Source data:
• • • • •

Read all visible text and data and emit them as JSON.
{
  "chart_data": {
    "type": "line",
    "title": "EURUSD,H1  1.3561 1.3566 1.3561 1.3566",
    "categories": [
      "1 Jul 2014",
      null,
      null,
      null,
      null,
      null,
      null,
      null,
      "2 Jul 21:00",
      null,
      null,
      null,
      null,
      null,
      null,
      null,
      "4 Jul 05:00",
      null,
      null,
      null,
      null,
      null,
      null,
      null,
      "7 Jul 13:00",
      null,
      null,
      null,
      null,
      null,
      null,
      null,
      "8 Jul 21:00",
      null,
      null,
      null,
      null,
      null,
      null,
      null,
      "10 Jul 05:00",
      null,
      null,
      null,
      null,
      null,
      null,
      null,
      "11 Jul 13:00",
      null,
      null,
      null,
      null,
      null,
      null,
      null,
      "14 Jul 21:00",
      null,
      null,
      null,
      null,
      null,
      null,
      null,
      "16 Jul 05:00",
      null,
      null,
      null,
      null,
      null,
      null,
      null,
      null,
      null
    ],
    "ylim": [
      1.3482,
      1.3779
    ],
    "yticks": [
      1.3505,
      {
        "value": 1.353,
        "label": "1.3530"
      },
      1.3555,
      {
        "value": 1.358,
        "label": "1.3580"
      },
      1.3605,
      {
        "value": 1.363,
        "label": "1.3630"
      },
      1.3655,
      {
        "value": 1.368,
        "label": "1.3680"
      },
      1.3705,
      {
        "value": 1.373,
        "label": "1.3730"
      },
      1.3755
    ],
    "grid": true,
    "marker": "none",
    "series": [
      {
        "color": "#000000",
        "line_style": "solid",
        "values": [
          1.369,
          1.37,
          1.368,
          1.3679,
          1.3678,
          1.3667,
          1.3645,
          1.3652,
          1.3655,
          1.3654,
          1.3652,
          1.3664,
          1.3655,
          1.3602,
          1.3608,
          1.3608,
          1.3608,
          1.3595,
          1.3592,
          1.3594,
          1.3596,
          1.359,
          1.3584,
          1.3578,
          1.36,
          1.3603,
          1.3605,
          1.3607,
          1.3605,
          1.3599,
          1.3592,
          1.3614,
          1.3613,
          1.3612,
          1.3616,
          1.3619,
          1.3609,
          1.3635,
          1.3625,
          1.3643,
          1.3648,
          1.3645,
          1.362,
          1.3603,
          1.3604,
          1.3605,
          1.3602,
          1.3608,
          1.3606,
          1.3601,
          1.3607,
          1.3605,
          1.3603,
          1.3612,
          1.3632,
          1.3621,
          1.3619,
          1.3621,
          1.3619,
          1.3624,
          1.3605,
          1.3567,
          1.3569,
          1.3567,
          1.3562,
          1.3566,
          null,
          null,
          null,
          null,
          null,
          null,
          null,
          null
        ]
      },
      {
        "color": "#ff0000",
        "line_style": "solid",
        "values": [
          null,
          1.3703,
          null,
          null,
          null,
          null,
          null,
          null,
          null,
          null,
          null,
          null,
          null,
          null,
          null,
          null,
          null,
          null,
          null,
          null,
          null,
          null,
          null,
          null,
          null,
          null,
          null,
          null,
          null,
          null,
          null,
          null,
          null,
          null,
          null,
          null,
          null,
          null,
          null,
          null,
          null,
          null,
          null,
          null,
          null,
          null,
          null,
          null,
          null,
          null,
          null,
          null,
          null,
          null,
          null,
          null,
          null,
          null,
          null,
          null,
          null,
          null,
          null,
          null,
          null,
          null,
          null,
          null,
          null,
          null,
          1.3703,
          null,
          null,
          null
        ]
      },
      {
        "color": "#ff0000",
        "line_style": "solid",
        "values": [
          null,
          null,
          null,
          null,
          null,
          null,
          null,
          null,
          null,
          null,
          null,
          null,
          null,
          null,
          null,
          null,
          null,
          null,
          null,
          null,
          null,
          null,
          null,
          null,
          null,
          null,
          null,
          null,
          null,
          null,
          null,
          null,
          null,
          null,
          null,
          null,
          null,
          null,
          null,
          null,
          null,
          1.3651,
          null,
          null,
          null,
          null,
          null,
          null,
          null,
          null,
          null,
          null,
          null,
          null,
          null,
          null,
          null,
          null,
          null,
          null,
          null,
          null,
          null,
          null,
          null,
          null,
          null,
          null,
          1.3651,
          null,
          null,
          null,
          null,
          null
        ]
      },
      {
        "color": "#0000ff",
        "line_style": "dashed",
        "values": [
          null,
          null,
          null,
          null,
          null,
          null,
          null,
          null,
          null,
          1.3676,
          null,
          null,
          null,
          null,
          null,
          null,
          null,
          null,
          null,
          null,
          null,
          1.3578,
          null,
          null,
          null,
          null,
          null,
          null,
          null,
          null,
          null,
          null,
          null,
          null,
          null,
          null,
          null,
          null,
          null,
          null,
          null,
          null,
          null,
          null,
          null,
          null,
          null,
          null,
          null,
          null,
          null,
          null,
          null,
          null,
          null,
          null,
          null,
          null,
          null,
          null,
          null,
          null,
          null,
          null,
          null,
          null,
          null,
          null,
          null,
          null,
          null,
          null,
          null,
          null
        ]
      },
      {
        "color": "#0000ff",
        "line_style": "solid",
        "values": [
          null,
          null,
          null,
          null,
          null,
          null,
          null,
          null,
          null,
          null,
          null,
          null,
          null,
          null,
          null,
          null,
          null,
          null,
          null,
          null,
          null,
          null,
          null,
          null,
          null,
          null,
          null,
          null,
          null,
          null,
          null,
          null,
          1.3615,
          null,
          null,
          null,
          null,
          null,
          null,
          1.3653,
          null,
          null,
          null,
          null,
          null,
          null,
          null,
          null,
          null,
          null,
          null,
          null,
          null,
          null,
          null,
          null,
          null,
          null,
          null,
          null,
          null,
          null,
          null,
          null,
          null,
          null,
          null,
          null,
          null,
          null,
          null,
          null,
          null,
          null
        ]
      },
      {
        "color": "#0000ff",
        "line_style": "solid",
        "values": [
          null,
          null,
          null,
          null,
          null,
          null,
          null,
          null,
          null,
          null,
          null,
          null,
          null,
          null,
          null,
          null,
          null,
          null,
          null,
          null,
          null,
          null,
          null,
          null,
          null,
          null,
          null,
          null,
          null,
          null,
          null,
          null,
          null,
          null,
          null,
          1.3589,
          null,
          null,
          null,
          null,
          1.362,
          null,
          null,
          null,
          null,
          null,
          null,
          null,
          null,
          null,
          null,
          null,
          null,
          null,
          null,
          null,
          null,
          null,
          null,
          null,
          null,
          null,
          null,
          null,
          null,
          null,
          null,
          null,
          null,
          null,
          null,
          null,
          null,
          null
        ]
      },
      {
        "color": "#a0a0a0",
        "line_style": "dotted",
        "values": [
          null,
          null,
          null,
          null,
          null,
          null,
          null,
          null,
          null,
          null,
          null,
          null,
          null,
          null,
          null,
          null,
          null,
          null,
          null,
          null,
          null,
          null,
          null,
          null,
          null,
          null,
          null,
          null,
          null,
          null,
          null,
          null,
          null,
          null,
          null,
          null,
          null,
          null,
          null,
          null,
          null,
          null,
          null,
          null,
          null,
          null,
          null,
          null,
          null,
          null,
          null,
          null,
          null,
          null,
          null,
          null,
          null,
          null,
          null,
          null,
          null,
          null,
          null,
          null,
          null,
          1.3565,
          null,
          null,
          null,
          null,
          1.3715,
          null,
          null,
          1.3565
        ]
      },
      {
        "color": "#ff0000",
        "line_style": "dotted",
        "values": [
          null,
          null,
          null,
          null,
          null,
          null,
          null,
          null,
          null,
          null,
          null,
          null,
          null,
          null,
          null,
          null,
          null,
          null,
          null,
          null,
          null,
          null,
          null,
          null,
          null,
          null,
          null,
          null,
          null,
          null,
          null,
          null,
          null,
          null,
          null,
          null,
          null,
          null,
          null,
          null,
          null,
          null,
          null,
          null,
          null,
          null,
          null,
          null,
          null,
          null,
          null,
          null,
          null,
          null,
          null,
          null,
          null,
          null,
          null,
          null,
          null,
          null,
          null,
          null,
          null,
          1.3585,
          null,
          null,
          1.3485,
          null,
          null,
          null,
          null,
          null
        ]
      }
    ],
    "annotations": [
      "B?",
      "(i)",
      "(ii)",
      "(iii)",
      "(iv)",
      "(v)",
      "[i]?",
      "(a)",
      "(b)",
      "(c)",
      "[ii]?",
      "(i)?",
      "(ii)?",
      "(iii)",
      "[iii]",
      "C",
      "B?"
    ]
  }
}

• • • • •

== YOUR OBJECTIVE ==
Which lines hold the string "label"? Copy all of them from the data above.

== ANSWER TO THE EXERCISE ==
        "label": "1.3530"
        "label": "1.3580"
        "label": "1.3630"
        "label": "1.3680"
        "label": "1.3730"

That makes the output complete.